-- Begin SUPPLIED RECORDS --
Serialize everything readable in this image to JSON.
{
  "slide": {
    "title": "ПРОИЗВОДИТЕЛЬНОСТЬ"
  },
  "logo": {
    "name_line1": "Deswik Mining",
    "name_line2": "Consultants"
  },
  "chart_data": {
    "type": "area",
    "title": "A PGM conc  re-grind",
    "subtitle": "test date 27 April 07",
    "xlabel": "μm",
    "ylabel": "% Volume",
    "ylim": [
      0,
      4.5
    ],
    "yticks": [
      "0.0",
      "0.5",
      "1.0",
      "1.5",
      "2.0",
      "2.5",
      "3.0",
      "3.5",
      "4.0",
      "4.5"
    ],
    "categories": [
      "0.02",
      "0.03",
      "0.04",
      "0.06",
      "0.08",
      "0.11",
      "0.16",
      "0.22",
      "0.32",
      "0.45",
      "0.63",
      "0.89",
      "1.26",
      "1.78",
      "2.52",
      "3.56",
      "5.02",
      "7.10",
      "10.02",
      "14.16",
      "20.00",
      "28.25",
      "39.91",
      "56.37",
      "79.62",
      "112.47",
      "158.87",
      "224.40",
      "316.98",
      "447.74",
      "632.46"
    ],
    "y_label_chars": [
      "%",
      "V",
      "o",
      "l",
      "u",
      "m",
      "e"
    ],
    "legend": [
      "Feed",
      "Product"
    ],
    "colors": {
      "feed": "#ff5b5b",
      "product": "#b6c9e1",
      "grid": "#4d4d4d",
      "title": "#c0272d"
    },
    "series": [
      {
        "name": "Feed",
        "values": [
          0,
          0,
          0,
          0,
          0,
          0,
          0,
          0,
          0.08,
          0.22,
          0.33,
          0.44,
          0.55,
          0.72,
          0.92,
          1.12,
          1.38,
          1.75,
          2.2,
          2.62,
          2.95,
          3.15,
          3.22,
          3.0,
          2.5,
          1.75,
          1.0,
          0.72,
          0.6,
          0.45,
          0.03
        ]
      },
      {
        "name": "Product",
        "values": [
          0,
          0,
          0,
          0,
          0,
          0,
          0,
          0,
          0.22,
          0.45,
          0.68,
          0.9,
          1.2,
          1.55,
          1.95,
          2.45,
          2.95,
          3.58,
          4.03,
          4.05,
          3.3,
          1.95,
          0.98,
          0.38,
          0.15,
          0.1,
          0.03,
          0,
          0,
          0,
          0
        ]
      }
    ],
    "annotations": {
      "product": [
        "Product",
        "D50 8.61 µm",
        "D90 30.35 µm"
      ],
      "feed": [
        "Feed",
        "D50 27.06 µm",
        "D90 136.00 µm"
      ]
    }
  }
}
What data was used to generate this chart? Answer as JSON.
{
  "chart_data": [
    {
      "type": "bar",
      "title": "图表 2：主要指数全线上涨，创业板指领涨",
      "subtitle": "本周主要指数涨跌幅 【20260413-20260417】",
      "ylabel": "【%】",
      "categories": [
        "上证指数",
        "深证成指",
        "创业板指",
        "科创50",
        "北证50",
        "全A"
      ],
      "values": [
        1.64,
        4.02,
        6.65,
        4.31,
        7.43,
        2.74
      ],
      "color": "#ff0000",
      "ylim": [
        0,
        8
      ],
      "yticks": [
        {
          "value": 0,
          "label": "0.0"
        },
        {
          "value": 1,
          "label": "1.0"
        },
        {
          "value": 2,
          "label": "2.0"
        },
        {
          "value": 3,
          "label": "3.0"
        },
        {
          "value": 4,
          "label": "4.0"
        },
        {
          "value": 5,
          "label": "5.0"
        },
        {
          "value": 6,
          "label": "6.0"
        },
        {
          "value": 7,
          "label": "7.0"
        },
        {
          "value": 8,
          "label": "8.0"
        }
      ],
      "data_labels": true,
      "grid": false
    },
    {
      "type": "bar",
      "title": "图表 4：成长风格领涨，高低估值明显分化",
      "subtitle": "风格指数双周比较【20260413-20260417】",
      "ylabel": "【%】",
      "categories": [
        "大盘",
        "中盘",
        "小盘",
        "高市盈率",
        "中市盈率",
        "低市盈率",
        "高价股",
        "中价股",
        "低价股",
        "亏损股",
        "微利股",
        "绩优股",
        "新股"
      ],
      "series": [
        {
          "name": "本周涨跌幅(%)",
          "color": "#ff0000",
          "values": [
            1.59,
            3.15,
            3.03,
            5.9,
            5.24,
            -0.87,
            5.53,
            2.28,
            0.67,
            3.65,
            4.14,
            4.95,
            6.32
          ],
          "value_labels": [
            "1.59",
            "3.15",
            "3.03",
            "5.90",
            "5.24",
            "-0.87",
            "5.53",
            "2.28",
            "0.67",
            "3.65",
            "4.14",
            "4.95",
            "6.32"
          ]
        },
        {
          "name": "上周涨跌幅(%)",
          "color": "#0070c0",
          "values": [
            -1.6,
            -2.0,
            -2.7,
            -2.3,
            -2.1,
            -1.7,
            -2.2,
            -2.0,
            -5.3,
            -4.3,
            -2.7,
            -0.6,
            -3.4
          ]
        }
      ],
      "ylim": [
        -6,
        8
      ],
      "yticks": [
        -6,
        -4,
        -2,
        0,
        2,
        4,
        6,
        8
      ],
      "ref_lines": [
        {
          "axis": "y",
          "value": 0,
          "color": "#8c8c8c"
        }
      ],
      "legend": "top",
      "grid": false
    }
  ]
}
-- End SUPPLIED RECORDS --
WRITTEN EXERCISE: Would you write down every record again, exactly?

REPLY:
Serialize everything readable in this image to JSON.
{
  "slide": {
    "title": "ПРОИЗВОДИТЕЛЬНОСТЬ"
  },
  "logo": {
    "name_line1": "Deswik Mining",
    "name_line2": "Consultants"
  },
  "chart_data": {
    "type": "area",
    "title": "A PGM conc  re-grind",
    "subtitle": "test date 27 April 07",
    "xlabel": "μm",
    "ylabel": "% Volume",
    "ylim": [
      0,
      4.5
    ],
    "yticks": [
      "0.0",
      "0.5",
      "1.0",
      "1.5",
      "2.0",
      "2.5",
      "3.0",
      "3.5",
      "4.0",
      "4.5"
    ],
    "categories": [
      "0.02",
      "0.03",
      "0.04",
      "0.06",
      "0.08",
      "0.11",
      "0.16",
      "0.22",
      "0.32",
      "0.45",
      "0.63",
      "0.89",
      "1.26",
      "1.78",
      "2.52",
      "3.56",
      "5.02",
      "7.10",
      "10.02",
      "14.16",
      "20.00",
      "28.25",
      "39.91",
      "56.37",
      "79.62",
      "112.47",
      "158.87",
      "224.40",
      "316.98",
      "447.74",
      "632.46"
    ],
    "y_label_chars": [
      "%",
      "V",
      "o",
      "l",
      "u",
      "m",
      "e"
    ],
    "legend": [
      "Feed",
      "Product"
    ],
    "colors": {
      "feed": "#ff5b5b",
      "product": "#b6c9e1",
      "grid": "#4d4d4d",
      "title": "#c0272d"
    },
    "series": [
      {
        "name": "Feed",
        "values": [
          0,
          0,
          0,
          0,
          0,
          0,
          0,
          0,
          0.08,
          0.22,
          0.33,
          0.44,
          0.55,
          0.72,
          0.92,
          1.12,
          1.38,
          1.75,
          2.2,
          2.62,
          2.95,
          3.15,
          3.22,
          3.0,
          2.5,
          1.75,
          1.0,
          0.72,
          0.6,
          0.45,
          0.03
        ]
      },
      {
        "name": "Product",
        "values": [
          0,
          0,
          0,
          0,
          0,
          0,
          0,
          0,
          0.22,
          0.45,
          0.68,
          0.9,
          1.2,
          1.55,
          1.95,
          2.45,
          2.95,
          3.58,
          4.03,
          4.05,
          3.3,
          1.95,
          0.98,
          0.38,
          0.15,
          0.1,
          0.03,
          0,
          0,
          0,
          0
        ]
      }
    ],
    "annotations": {
      "product": [
        "Product",
        "D50 8.61 µm",
        "D90 30.35 µm"
      ],
      "feed": [
        "Feed",
        "D50 27.06 µm",
        "D90 136.00 µm"
      ]
    }
  }
}
What data was used to generate this chart? Answer as JSON.
{
  "chart_data": [
    {
      "type": "bar",
      "title": "图表 2：主要指数全线上涨，创业板指领涨",
      "subtitle": "本周主要指数涨跌幅 【20260413-20260417】",
      "ylabel": "【%】",
      "categories": [
        "上证指数",
        "深证成指",
        "创业板指",
        "科创50",
        "北证50",
        "全A"
      ],
      "values": [
        1.64,
        4.02,
        6.65,
        4.31,
        7.43,
        2.74
      ],
      "color": "#ff0000",
      "ylim": [
        0,
        8
      ],
      "yticks": [
        {
          "value": 0,
          "label": "0.0"
        },
        {
          "value": 1,
          "label": "1.0"
        },
        {
          "value": 2,
          "label": "2.0"
        },
        {
          "value": 3,
          "label": "3.0"
        },
        {
          "value": 4,
          "label": "4.0"
        },
        {
          "value": 5,
          "label": "5.0"
        },
        {
          "value": 6,
          "label": "6.0"
        },
        {
          "value": 7,
          "label": "7.0"
        },
        {
          "value": 8,
          "label": "8.0"
        }
      ],
      "data_labels": true,
      "grid": false
    },
    {
      "type": "bar",
      "title": "图表 4：成长风格领涨，高低估值明显分化",
      "subtitle": "风格指数双周比较【20260413-20260417】",
      "ylabel": "【%】",
      "categories": [
        "大盘",
        "中盘",
        "小盘",
        "高市盈率",
        "中市盈率",
        "低市盈率",
        "高价股",
        "中价股",
        "低价股",
        "亏损股",
        "微利股",
        "绩优股",
        "新股"
      ],
      "series": [
        {
          "name": "本周涨跌幅(%)",
          "color": "#ff0000",
          "values": [
            1.59,
            3.15,
            3.03,
            5.9,
            5.24,
            -0.87,
            5.53,
            2.28,
            0.67,
            3.65,
            4.14,
            4.95,
            6.32
          ],
          "value_labels": [
            "1.59",
            "3.15",
            "3.03",
            "5.90",
            "5.24",
            "-0.87",
            "5.53",
            "2.28",
            "0.67",
            "3.65",
            "4.14",
            "4.95",
            "6.32"
          ]
        },
        {
          "name": "上周涨跌幅(%)",
          "color": "#0070c0",
          "values": [
            -1.6,
            -2.0,
            -2.7,
            -2.3,
            -2.1,
            -1.7,
            -2.2,
            -2.0,
            -5.3,
            -4.3,
            -2.7,
            -0.6,
            -3.4
          ]
        }
      ],
      "ylim": [
        -6,
        8
      ],
      "yticks": [
        -6,
        -4,
        -2,
        0,
        2,
        4,
        6,
        8
      ],
      "ref_lines": [
        {
          "axis": "y",
          "value": 0,
          "color": "#8c8c8c"
        }
      ],
      "legend": "top",
      "grid": false
    }
  ]
}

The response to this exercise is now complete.